What to produce: Extract each line of the material that follows exactly and omit its pictures.
====== Supplied data ======
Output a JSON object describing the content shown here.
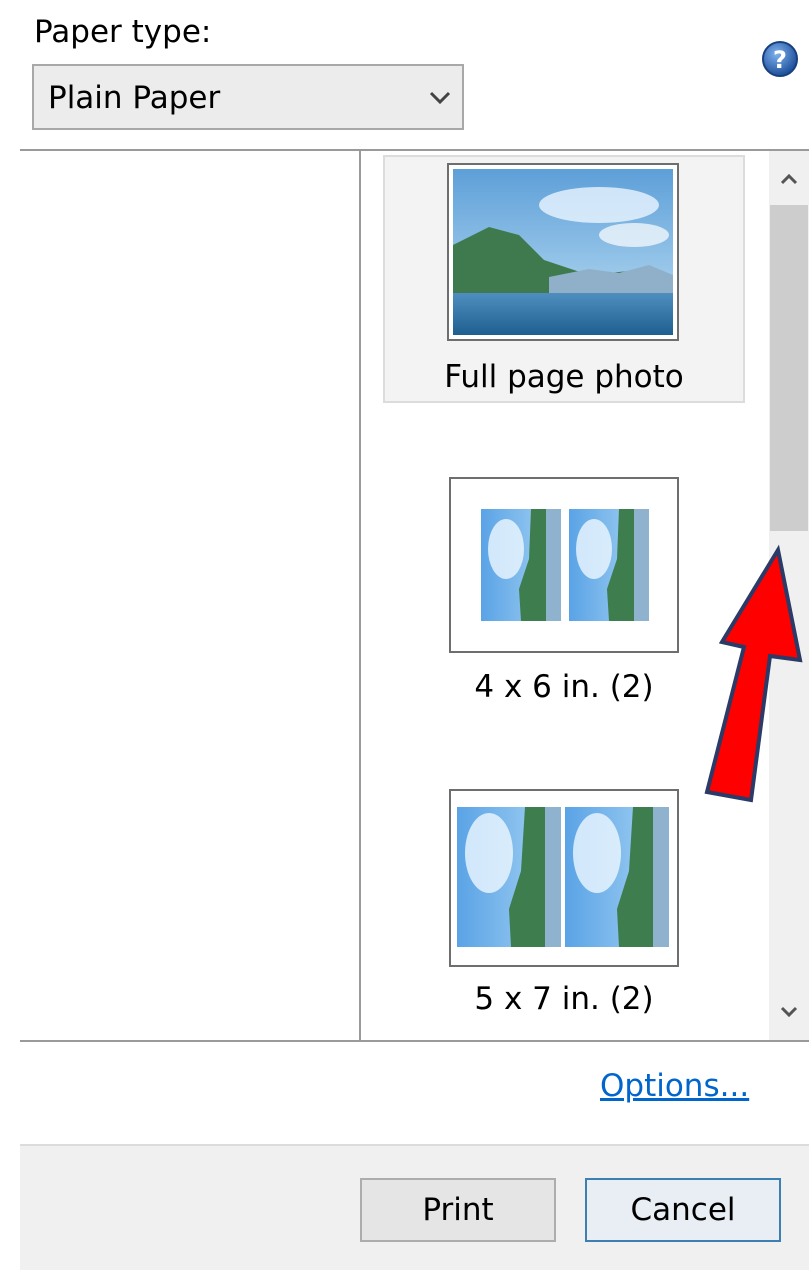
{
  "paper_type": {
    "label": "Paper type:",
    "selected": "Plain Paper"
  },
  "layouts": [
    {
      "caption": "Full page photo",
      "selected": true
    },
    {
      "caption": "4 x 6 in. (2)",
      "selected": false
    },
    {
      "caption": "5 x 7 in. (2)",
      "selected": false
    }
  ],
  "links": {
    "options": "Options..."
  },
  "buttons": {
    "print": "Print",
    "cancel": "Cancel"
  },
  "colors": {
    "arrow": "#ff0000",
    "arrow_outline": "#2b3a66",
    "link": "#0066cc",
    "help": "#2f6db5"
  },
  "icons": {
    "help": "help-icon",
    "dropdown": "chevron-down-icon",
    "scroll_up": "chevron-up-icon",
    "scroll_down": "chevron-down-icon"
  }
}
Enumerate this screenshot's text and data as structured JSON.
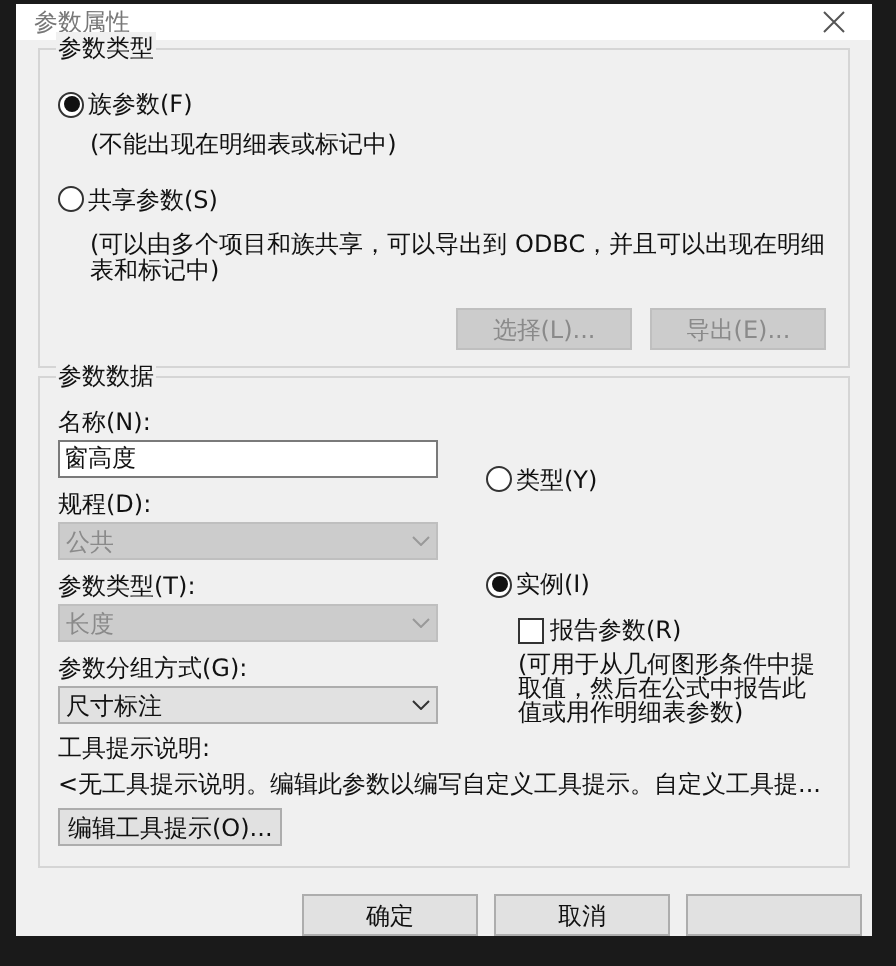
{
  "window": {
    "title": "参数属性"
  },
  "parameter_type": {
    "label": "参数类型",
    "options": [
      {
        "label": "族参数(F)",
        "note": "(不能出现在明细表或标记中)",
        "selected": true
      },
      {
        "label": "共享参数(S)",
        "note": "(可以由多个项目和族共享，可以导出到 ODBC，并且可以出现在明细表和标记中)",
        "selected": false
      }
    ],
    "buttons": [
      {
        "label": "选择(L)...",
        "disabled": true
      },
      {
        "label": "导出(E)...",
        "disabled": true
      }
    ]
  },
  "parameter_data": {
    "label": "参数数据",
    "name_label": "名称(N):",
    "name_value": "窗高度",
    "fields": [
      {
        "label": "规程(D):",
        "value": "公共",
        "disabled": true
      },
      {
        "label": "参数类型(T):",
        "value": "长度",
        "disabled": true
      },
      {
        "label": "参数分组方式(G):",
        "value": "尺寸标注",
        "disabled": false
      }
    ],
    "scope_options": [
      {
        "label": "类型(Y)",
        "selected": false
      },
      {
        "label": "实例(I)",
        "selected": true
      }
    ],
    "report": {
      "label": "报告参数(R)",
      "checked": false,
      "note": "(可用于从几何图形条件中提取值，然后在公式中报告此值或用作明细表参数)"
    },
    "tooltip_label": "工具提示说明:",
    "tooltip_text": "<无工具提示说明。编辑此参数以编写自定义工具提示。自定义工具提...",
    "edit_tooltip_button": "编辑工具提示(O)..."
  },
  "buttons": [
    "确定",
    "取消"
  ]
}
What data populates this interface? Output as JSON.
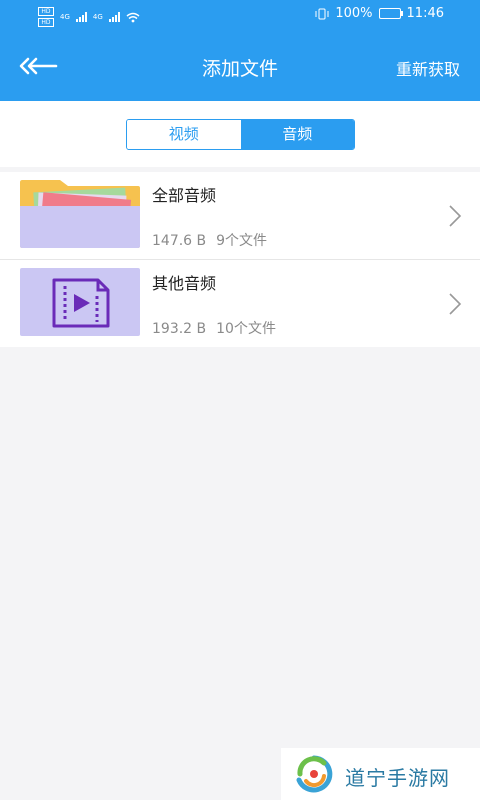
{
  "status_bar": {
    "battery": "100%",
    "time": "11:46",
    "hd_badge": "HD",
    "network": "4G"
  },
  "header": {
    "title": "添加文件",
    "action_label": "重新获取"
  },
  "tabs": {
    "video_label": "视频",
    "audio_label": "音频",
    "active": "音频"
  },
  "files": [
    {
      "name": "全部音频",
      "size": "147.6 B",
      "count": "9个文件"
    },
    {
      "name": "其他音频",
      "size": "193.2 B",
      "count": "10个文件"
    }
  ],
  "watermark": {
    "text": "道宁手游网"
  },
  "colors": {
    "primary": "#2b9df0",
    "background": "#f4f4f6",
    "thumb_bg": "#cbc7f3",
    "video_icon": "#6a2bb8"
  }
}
======
Worked solution:
Output a JSON object describing the content shown here.
{
  "paper_type": {
    "label": "Paper type:",
    "selected": "Plain Paper"
  },
  "layouts": [
    {
      "caption": "Full page photo",
      "selected": true
    },
    {
      "caption": "4 x 6 in. (2)",
      "selected": false
    },
    {
      "caption": "5 x 7 in. (2)",
      "selected": false
    }
  ],
  "links": {
    "options": "Options..."
  },
  "buttons": {
    "print": "Print",
    "cancel": "Cancel"
  },
  "colors": {
    "arrow": "#ff0000",
    "arrow_outline": "#2b3a66",
    "link": "#0066cc",
    "help": "#2f6db5"
  },
  "icons": {
    "help": "help-icon",
    "dropdown": "chevron-down-icon",
    "scroll_up": "chevron-up-icon",
    "scroll_down": "chevron-down-icon"
  }
}
Enumerate this screenshot's text and data as structured JSON.
{
  "window": {
    "title": "参数属性"
  },
  "parameter_type": {
    "label": "参数类型",
    "options": [
      {
        "label": "族参数(F)",
        "note": "(不能出现在明细表或标记中)",
        "selected": true
      },
      {
        "label": "共享参数(S)",
        "note": "(可以由多个项目和族共享，可以导出到 ODBC，并且可以出现在明细表和标记中)",
        "selected": false
      }
    ],
    "buttons": [
      {
        "label": "选择(L)...",
        "disabled": true
      },
      {
        "label": "导出(E)...",
        "disabled": true
      }
    ]
  },
  "parameter_data": {
    "label": "参数数据",
    "name_label": "名称(N):",
    "name_value": "窗高度",
    "fields": [
      {
        "label": "规程(D):",
        "value": "公共",
        "disabled": true
      },
      {
        "label": "参数类型(T):",
        "value": "长度",
        "disabled": true
      },
      {
        "label": "参数分组方式(G):",
        "value": "尺寸标注",
        "disabled": false
      }
    ],
    "scope_options": [
      {
        "label": "类型(Y)",
        "selected": false
      },
      {
        "label": "实例(I)",
        "selected": true
      }
    ],
    "report": {
      "label": "报告参数(R)",
      "checked": false,
      "note": "(可用于从几何图形条件中提取值，然后在公式中报告此值或用作明细表参数)"
    },
    "tooltip_label": "工具提示说明:",
    "tooltip_text": "<无工具提示说明。编辑此参数以编写自定义工具提示。自定义工具提...",
    "edit_tooltip_button": "编辑工具提示(O)..."
  },
  "buttons": [
    "确定",
    "取消"
  ]
}
What data populates this interface? Output as JSON.
{
  "status_bar": {
    "battery": "100%",
    "time": "11:46",
    "hd_badge": "HD",
    "network": "4G"
  },
  "header": {
    "title": "添加文件",
    "action_label": "重新获取"
  },
  "tabs": {
    "video_label": "视频",
    "audio_label": "音频",
    "active": "音频"
  },
  "files": [
    {
      "name": "全部音频",
      "size": "147.6 B",
      "count": "9个文件"
    },
    {
      "name": "其他音频",
      "size": "193.2 B",
      "count": "10个文件"
    }
  ],
  "watermark": {
    "text": "道宁手游网"
  },
  "colors": {
    "primary": "#2b9df0",
    "background": "#f4f4f6",
    "thumb_bg": "#cbc7f3",
    "video_icon": "#6a2bb8"
  }
}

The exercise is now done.